• [Requirements]:
Set out every line bearing the string "desc".

Dataset items:

--- BEGIN ---

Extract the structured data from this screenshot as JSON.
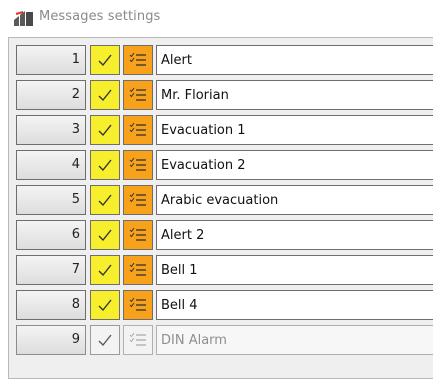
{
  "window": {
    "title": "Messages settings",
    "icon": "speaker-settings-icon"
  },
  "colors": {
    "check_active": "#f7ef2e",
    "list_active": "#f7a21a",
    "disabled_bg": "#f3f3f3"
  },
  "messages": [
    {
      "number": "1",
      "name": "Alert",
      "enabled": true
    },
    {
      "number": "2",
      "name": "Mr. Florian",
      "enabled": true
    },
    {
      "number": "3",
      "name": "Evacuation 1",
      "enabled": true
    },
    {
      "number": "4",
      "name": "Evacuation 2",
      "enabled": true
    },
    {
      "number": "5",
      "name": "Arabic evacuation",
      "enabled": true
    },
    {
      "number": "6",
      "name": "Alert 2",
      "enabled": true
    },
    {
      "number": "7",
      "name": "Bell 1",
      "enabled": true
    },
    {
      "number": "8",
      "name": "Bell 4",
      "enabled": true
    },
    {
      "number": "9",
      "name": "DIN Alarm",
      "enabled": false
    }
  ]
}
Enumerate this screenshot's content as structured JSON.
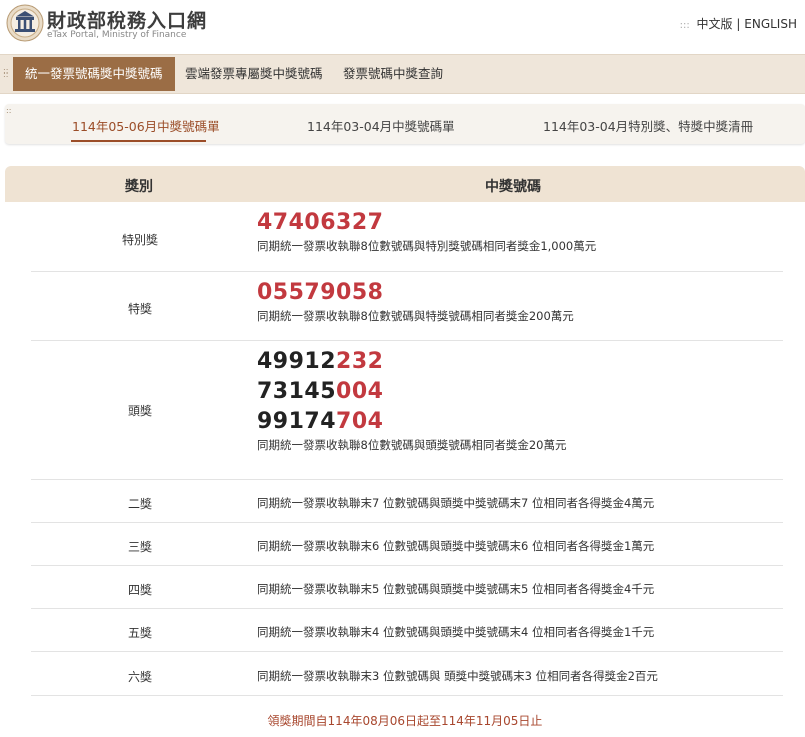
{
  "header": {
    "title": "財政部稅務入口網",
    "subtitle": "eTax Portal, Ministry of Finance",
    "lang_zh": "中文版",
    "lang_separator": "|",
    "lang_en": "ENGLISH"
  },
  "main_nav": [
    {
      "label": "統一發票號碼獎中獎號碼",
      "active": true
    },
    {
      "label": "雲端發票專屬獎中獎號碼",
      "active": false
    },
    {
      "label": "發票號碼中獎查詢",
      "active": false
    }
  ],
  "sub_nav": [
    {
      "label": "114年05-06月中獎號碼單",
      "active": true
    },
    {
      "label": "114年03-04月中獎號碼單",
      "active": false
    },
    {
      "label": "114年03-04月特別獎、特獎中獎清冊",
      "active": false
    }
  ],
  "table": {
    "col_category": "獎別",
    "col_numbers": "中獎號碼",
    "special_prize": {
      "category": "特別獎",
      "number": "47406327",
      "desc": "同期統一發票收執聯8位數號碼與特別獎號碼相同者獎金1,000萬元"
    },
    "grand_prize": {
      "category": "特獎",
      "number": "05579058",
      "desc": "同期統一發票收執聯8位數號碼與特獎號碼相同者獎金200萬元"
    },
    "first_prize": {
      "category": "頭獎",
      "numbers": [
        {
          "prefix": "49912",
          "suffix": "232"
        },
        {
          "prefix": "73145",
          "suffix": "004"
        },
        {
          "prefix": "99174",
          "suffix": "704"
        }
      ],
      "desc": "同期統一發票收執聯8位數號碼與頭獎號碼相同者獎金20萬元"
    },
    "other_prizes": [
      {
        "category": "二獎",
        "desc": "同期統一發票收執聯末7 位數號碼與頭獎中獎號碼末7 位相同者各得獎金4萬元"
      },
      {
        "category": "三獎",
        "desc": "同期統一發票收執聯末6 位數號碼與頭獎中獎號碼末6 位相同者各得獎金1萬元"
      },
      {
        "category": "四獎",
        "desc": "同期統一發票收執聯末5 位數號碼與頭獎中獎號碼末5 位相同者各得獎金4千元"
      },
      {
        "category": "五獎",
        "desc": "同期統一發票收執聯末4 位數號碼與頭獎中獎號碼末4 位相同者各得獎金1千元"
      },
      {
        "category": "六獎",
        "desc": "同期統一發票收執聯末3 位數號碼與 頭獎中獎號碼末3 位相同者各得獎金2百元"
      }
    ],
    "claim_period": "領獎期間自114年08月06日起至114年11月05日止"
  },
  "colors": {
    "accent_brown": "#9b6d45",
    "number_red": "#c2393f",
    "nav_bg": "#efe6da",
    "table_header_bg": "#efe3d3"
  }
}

--- END ---

• [The solution]:
      "desc": "同期統一發票收執聯8位數號碼與特別獎號碼相同者獎金1,000萬元"
      "desc": "同期統一發票收執聯8位數號碼與特獎號碼相同者獎金200萬元"
      "desc": "同期統一發票收執聯8位數號碼與頭獎號碼相同者獎金20萬元"
        "desc": "同期統一發票收執聯末7 位數號碼與頭獎中獎號碼末7 位相同者各得獎金4萬元"
        "desc": "同期統一發票收執聯末6 位數號碼與頭獎中獎號碼末6 位相同者各得獎金1萬元"
        "desc": "同期統一發票收執聯末5 位數號碼與頭獎中獎號碼末5 位相同者各得獎金4千元"
        "desc": "同期統一發票收執聯末4 位數號碼與頭獎中獎號碼末4 位相同者各得獎金1千元"
        "desc": "同期統一發票收執聯末3 位數號碼與 頭獎中獎號碼末3 位相同者各得獎金2百元"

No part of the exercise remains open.